[Dataset excerpts]
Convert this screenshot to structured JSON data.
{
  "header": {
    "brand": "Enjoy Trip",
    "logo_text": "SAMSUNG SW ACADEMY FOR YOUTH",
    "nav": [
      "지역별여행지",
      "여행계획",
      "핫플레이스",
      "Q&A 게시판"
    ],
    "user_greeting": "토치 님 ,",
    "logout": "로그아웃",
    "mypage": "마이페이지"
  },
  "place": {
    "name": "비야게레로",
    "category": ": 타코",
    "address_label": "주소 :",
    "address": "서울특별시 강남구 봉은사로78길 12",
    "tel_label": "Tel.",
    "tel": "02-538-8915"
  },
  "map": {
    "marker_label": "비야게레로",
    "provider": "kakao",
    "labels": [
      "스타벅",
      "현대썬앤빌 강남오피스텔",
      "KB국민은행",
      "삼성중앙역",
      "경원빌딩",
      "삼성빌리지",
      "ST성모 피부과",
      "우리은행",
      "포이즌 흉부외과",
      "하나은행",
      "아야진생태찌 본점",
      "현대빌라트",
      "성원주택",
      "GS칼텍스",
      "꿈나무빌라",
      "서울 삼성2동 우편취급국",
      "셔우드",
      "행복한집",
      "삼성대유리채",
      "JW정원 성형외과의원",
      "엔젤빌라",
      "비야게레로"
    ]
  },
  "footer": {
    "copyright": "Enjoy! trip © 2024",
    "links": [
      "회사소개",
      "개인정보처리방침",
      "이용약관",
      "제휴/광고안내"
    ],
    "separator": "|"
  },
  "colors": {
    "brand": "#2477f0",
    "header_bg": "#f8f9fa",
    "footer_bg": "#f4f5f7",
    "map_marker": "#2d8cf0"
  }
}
* * *
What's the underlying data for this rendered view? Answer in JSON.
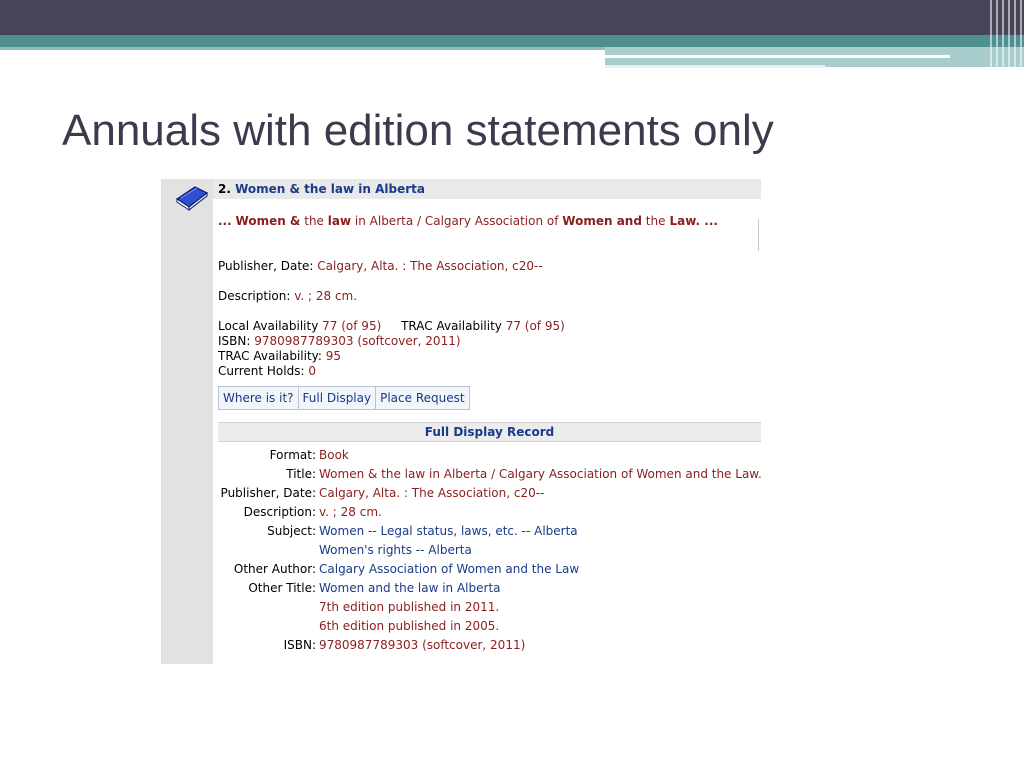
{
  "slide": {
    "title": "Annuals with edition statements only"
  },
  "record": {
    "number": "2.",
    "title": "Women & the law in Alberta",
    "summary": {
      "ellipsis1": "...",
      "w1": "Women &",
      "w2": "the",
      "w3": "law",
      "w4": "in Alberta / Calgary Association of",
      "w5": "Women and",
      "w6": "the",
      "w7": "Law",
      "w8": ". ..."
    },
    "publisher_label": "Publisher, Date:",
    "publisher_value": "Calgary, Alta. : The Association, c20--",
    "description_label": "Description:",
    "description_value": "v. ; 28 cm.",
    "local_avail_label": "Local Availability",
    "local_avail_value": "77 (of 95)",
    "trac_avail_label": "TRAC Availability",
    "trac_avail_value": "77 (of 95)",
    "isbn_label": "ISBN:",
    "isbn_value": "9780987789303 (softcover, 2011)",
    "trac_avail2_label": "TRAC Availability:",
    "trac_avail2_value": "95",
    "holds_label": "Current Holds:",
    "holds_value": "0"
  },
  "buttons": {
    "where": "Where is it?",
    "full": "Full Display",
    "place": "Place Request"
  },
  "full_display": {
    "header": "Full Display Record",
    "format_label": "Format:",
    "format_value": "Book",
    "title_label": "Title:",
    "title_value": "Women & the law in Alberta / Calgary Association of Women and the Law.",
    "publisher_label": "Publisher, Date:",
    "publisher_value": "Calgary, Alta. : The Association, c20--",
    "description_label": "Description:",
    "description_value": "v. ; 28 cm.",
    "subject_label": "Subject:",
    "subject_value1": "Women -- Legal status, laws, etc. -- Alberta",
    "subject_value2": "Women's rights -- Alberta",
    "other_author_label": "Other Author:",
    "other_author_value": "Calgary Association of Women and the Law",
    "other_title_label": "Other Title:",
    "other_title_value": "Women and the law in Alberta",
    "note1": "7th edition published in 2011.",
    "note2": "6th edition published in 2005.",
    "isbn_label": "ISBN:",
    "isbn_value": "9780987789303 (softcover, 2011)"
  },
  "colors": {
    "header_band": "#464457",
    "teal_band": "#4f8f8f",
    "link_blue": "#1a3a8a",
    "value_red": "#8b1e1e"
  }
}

• **Exercise requirements**: Pull every line containing "비야게레로" out of the records.

• **Result for this task**:
    "name": "비야게레로",
    "marker_label": "비야게레로",
      "비야게레로"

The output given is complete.